■ **WHAT THE TASK ASKS**: Locate the lines that hold the string "title". Copy every such line.
─── RECORDS FOR THIS TASK
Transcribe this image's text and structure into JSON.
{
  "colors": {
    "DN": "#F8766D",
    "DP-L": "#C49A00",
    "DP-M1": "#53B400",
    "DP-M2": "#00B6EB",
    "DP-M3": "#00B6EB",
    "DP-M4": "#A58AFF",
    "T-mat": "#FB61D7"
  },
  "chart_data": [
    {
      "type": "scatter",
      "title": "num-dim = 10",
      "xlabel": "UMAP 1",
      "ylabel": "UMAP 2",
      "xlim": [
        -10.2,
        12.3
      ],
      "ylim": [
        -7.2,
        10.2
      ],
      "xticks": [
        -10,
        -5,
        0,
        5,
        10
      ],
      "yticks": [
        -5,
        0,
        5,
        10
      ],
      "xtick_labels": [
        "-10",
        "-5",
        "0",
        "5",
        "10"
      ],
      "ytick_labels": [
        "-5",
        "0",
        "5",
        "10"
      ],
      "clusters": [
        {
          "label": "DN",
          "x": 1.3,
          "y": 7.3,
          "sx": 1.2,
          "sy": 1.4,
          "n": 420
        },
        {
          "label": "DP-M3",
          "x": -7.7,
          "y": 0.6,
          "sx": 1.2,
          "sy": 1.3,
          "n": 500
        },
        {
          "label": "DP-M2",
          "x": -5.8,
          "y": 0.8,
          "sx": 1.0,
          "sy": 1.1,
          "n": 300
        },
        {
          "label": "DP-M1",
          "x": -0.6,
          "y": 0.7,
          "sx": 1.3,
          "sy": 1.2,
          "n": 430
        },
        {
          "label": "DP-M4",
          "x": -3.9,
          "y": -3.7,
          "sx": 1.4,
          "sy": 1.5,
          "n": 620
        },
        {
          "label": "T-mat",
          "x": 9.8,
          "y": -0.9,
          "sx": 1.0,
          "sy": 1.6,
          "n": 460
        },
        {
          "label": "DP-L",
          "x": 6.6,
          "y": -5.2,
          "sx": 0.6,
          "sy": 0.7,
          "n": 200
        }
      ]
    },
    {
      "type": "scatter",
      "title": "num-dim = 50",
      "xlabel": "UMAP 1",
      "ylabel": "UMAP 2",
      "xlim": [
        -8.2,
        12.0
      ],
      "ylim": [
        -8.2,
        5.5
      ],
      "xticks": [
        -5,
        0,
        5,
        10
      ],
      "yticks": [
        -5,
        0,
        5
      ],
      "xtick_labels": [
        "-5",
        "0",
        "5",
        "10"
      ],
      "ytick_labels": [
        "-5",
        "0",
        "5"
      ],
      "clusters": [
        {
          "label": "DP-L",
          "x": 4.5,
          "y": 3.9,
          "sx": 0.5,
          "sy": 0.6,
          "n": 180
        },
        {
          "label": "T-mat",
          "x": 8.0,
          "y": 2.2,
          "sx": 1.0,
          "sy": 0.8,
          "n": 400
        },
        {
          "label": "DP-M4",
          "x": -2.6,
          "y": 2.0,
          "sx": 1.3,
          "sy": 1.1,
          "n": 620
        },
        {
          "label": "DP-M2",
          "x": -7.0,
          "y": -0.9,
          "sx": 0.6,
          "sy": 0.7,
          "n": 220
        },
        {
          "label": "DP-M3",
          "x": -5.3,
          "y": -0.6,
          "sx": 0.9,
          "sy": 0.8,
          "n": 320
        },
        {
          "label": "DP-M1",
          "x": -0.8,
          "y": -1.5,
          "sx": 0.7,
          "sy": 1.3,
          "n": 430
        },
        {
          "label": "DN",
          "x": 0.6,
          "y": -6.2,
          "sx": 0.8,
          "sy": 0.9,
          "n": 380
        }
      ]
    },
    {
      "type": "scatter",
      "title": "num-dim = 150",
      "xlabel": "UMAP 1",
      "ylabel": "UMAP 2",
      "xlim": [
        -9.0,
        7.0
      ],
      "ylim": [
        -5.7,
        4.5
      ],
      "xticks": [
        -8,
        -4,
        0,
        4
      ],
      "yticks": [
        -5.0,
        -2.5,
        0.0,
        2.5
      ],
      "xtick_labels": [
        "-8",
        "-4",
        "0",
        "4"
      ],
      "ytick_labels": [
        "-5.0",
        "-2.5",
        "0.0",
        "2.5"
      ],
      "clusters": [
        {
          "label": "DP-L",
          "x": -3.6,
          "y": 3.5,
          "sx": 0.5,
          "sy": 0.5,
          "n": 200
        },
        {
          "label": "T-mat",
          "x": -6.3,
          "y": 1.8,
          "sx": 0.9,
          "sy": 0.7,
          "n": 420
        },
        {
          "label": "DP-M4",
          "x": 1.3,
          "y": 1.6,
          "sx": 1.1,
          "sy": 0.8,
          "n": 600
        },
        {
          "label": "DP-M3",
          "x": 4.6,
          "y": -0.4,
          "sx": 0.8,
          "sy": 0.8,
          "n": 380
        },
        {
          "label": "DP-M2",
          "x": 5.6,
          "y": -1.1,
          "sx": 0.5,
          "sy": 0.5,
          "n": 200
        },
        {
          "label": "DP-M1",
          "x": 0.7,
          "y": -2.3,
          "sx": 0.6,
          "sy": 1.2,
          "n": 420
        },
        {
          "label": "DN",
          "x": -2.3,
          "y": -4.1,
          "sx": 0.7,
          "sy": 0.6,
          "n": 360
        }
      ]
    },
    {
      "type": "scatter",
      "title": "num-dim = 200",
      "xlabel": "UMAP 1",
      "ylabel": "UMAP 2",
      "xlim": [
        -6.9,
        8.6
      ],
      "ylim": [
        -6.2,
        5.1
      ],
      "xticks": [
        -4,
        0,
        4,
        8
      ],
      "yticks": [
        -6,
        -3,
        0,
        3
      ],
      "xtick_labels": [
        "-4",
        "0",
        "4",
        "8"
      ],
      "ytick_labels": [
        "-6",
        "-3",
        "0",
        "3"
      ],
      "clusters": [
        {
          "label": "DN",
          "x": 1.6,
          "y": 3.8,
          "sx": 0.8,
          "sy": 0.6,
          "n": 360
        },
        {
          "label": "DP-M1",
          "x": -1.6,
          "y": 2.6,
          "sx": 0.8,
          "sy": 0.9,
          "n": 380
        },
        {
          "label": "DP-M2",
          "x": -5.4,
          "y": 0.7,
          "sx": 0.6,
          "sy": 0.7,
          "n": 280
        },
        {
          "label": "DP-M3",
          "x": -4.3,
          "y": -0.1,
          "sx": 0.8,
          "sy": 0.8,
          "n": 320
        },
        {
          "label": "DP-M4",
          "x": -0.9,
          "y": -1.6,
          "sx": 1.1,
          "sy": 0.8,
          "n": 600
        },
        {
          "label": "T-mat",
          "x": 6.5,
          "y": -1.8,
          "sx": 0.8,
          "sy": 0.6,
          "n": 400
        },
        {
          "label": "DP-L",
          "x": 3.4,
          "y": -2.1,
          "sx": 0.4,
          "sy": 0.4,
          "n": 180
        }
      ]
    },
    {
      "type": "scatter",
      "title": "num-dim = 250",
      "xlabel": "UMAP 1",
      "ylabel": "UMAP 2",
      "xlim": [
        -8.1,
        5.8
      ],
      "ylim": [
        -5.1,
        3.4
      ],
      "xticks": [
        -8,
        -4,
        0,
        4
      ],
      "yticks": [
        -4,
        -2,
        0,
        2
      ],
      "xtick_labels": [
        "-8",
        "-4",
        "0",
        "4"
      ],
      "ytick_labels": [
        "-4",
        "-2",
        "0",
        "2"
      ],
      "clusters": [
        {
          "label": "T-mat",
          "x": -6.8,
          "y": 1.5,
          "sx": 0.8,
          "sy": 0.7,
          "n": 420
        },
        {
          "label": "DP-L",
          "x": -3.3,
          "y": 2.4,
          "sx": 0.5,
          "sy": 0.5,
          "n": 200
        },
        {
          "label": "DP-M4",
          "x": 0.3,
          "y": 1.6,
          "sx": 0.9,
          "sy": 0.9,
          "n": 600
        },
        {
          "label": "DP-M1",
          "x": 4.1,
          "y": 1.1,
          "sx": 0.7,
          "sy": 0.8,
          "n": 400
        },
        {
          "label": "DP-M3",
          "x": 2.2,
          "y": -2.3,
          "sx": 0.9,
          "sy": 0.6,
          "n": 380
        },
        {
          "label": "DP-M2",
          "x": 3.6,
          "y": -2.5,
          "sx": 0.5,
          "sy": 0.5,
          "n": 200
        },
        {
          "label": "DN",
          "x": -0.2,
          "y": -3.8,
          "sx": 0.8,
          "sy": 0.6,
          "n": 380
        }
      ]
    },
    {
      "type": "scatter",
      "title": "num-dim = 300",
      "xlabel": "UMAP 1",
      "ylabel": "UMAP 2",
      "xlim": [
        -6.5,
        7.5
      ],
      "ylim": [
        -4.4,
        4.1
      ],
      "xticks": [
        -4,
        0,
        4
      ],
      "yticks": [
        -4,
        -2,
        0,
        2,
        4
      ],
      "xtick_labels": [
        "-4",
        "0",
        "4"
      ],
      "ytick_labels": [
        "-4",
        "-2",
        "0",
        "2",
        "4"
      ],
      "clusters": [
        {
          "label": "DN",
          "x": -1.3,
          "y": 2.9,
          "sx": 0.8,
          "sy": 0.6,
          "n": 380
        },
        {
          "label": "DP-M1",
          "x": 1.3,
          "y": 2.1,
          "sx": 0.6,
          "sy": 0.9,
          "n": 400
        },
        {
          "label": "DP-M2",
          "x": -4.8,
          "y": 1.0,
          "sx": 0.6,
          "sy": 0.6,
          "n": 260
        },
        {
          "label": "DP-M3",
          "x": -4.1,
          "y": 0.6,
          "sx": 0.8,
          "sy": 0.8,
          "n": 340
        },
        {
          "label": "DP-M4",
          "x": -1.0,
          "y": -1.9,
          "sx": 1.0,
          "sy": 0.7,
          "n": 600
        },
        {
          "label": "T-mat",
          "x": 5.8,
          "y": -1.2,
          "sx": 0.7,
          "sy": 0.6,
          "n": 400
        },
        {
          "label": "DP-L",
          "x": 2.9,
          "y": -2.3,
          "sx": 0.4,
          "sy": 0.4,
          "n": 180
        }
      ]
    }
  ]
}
──────
─── RECORDS FOR THIS TASK
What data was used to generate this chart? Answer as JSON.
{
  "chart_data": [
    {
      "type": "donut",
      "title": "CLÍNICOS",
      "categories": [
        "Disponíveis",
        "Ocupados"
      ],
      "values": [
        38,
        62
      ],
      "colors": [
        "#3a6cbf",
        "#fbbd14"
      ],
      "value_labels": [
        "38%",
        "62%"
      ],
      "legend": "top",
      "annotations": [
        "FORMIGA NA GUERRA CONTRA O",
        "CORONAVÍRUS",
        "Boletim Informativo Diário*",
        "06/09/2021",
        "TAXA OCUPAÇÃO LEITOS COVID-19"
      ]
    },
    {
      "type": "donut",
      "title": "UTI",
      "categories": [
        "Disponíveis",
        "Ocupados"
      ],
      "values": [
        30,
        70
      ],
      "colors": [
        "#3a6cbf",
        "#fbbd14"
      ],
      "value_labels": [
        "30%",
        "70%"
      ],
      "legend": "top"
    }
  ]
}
──────
■ **CORRECT RESPONSE**:
      "title": "num-dim = 10",
      "title": "num-dim = 50",
      "title": "num-dim = 150",
      "title": "num-dim = 200",
      "title": "num-dim = 250",
      "title": "num-dim = 300",
      "title": "CLÍNICOS",
      "title": "UTI",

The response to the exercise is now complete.